● **Data entries**:
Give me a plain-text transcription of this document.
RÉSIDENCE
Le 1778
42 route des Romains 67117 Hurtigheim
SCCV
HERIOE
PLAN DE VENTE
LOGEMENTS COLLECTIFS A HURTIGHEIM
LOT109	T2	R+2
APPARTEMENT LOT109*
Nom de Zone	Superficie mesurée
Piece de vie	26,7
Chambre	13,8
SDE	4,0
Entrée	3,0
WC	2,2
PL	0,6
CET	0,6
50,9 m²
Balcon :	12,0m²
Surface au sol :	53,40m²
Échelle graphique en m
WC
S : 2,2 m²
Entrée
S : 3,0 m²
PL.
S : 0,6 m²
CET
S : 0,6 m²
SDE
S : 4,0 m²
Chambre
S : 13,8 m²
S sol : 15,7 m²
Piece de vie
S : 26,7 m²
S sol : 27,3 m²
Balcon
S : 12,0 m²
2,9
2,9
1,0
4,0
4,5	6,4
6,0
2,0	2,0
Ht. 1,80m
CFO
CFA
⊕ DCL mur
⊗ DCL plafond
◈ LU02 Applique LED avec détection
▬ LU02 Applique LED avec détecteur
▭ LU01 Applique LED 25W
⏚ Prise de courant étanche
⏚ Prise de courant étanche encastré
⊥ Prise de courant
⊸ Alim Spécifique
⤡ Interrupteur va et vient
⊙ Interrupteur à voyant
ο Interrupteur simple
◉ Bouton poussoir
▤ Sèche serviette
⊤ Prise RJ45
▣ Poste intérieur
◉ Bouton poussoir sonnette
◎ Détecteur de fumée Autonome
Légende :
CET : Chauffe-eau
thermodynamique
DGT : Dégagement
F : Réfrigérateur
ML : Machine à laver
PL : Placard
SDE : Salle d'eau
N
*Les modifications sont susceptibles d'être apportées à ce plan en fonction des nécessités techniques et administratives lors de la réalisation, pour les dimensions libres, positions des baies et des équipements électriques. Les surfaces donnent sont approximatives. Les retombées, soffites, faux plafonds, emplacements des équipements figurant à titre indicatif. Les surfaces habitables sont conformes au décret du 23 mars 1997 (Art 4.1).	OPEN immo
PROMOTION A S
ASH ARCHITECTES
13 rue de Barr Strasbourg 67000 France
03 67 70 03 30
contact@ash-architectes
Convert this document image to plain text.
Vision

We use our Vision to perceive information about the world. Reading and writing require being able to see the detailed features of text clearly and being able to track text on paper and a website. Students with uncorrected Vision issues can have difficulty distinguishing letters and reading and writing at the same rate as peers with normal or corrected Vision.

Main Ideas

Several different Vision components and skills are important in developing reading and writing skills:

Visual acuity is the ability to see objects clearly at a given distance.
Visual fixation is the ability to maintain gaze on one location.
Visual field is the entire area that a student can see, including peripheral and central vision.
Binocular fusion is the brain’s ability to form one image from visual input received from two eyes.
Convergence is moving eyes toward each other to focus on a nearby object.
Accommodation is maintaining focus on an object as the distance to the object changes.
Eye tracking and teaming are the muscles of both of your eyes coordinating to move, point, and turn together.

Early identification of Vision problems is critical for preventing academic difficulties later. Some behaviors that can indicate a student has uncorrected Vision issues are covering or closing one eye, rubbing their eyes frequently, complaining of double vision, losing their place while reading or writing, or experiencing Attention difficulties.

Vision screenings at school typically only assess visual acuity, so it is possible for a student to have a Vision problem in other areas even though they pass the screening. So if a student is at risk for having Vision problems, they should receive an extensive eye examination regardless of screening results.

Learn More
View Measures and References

● **REQUIRED WORK**: Copy and report every line where the word "poussoir" is present.

● **ANSWER IN FULL**:
◉ Bouton poussoir
◉ Bouton poussoir sonnette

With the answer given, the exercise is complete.